— start EXCERPTED TEXT —

I get asked all the time what eating naked looks like. What do I eat? How much time do I spend in the kitchen? What’s a typical breakfast at the Floyd-Barry household?
Well, I thought I’d get naked with you all, and open the kimono so to speak. Here is a week (well, five days) in food exactly as I ate it.
Every single one of these meals is home-made. I ate two meals out at restaurants, and thought about including them, but that doesn’t give you any information on eating naked. And they were my 20% meals, so my ‘free for all.’ In this week that was one dinner and one lunch.
For each meal, I’ve listed the ingredients, how much time it took me to make the dish, and, if available, I’ve linked it to a similar recipe on this site so you can try it for yourself. You’ll see we use the principle of “make it once, use it lots”, which I talk about in the Cook Naked chapter of my book. The dressings and several of the bits and pieces I threw into salads were leftovers from the weekend. Doesn’t have to be fancy!

— end EXCERPTED TEXT —
— start EXCERPTED DATA —

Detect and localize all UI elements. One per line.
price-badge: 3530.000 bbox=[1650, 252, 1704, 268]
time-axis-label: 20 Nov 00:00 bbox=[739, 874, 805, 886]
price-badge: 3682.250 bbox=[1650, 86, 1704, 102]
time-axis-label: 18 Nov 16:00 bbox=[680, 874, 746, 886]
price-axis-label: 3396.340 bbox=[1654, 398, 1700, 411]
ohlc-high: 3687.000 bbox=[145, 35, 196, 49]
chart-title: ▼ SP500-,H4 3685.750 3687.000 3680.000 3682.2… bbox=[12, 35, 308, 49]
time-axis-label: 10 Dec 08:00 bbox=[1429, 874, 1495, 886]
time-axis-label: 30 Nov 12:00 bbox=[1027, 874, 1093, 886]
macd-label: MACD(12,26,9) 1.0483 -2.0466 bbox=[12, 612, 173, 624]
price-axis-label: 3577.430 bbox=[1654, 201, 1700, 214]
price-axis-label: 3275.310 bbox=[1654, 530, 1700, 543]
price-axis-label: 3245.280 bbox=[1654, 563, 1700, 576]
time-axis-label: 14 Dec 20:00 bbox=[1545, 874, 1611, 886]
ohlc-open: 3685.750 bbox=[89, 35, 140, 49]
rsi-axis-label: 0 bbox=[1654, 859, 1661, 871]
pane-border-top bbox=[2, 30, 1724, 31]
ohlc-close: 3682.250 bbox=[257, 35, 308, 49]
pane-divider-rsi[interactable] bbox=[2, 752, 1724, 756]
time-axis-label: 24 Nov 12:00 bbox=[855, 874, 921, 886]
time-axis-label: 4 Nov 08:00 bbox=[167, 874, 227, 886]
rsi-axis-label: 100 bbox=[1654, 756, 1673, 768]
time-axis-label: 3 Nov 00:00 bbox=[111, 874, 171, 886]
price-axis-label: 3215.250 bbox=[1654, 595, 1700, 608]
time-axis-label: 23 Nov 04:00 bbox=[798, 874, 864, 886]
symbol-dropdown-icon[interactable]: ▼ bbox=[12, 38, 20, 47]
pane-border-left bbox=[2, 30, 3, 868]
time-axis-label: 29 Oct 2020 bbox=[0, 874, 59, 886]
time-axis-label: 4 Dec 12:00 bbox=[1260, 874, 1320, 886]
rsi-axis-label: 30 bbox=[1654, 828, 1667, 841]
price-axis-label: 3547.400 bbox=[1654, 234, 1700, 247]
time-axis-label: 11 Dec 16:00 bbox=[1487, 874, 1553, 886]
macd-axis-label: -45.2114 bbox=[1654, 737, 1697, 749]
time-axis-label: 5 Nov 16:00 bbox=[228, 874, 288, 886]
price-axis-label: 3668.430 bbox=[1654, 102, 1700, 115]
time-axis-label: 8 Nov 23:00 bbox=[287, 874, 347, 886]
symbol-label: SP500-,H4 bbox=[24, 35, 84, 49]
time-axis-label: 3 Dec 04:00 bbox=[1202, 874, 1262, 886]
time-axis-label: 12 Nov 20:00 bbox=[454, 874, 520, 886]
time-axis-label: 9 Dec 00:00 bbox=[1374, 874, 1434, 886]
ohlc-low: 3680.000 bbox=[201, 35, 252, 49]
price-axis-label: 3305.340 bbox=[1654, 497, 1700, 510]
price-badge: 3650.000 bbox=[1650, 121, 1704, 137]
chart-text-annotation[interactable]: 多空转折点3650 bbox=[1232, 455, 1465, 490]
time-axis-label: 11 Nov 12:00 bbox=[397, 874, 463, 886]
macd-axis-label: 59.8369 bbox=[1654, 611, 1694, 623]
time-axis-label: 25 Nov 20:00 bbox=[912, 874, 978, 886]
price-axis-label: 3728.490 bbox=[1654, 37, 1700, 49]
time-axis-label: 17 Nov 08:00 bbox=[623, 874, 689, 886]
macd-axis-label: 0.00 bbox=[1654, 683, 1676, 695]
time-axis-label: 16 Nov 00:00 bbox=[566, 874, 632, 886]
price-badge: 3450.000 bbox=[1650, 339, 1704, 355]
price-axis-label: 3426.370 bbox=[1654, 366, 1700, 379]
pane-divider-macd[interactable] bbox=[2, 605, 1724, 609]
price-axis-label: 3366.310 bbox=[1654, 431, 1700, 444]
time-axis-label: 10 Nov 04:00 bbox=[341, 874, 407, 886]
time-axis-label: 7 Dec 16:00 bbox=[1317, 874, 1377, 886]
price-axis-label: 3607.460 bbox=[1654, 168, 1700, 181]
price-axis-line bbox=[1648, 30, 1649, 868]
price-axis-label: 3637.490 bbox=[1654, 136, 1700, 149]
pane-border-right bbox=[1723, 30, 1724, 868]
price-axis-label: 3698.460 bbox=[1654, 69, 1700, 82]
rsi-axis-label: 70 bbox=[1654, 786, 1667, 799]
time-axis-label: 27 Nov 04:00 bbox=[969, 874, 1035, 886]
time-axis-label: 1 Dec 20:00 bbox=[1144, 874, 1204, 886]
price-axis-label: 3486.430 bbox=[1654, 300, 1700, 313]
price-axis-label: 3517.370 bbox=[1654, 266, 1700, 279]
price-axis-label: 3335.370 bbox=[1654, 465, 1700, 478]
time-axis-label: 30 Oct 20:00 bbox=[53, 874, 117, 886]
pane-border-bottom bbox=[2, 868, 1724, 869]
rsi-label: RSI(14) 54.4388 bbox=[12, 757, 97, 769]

— end EXCERPTED DATA —

--- WHAT IS ASKED ---
1. In the passage on a week of home-made meals, translate the sentence "Every single one of these meals is home-made." into French.
2. Carry the passage on a week of home-made meals forward from its final sentence.

--- PER-TASK ANSWERS ---
1. Chacun de ces repas est fait maison.

2.
Disclaimer: foodie and health nut I am; photographer I am clearly not. The quality of these photos is shameful as they’re just snapped from my phone, but it’s good enough to give you a sense of portion size and what it looks like.
Day 1
This is how I start every morning.
A teaspoon of raw apple cider vinegar in a mug of hot water with a dash of cayenne. Wonderful tonic and it’s great for the digestion.
If you struggle digestively, try this a half hour before your meals.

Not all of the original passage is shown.